§ REQUIRED TASK 1:
In the game theory notes, what does Nash's theorem say every finite n-person strategic game has?
§ REQUIRED TASK 2:
Update the game theory notes by writing out everything from "Theorem(von Neumann) Let" down to "1, \cdots, m_2$." again, with "real numbers" replaced by "integers".

§ PASSAGE SHOWN:
-*-

Game Theory

The following are notes from the lecture: CS4 Algorithmic Game Theory and Applications in UoE.

Key Notes

Nash’s Theorem

Theorem(Nash 1950) Every finite $n$-person strategic game has a mixed Nash Equilibrium.

Useful Corollary for Nash Equilibria

\[U_i(x^\ast) = U_i(x^\ast_{-i};\pi_{i, j})\]

whenever $x^\ast_i(j) > 0$. i.e., each such $\pi_{i, j}$ is itself a best response to $x_{-i}^\ast$.

The Minimax Theorem

Theorem(von Neumann) Let a 2p-zs game $\Gamma$ be given by an $(m_1 \times m_2)$-matrix $A$ of real numbers. There exists a unique value $v^\ast \in \mathbb{R}$, such that there exists $x^\ast = (x_1^\ast, x_2^\ast)\in X$ such that

$((x_1^\ast)^\top )_j \geq v^\ast$, for $j = 1, \cdots, m_2$.
$(Ax_2^\ast)_j \leq v^\ast$, for $j = 1, \cdots, m_1$.
And (thus) $v^\ast = (x_1^\ast)^\top Ax_2^\ast$ and
\[\min_{x_2 \in X_2}(x_1^\ast)^\top Ax_2 = (x_1^\ast)^\top Ax_2^\ast = \max_{x_1\in X_1}(x_1)^\top Ax_2^\ast\]
In fact, the above conditions all hold precisely when $x^\ast = (x_1^\ast, x_2^\ast)$ is any Nash Equilibrium. Equivalently, they hold precisely when $x_1^\ast$ is any minmaximizer and $x_2^\ast$ is any maxminimizer.

-*-

§ DATASET EXCERPTS:
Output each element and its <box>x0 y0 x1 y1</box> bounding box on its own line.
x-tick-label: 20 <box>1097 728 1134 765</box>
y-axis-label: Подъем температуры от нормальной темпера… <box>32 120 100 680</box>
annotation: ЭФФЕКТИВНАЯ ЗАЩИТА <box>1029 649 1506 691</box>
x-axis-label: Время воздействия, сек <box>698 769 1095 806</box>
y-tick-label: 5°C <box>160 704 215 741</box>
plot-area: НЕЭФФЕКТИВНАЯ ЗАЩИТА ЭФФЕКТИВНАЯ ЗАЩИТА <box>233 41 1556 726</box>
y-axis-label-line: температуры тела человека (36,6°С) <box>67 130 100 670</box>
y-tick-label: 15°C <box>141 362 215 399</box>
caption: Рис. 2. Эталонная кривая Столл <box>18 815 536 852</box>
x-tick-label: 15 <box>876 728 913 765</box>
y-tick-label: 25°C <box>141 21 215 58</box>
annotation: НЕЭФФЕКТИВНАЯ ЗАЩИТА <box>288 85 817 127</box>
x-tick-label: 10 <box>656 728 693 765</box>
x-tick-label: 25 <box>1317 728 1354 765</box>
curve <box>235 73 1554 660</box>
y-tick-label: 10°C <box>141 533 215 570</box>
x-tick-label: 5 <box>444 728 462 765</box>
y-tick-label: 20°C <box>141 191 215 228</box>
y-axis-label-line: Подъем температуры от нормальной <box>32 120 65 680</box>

-*-

§ EXERCISE SOLUTION 1:
A mixed Nash Equilibrium.

§ EXERCISE SOLUTION 2:
Theorem(von Neumann) Let a 2p-zs game $\Gamma$ be given by an $(m_1 \times m_2)$-matrix $A$ of integers. There exists a unique value $v^\ast \in \mathbb{R}$, such that there exists $x^\ast = (x_1^\ast, x_2^\ast)\in X$ such that

$((x_1^\ast)^\top )_j \geq v^\ast$, for $j = 1, \cdots, m_2$.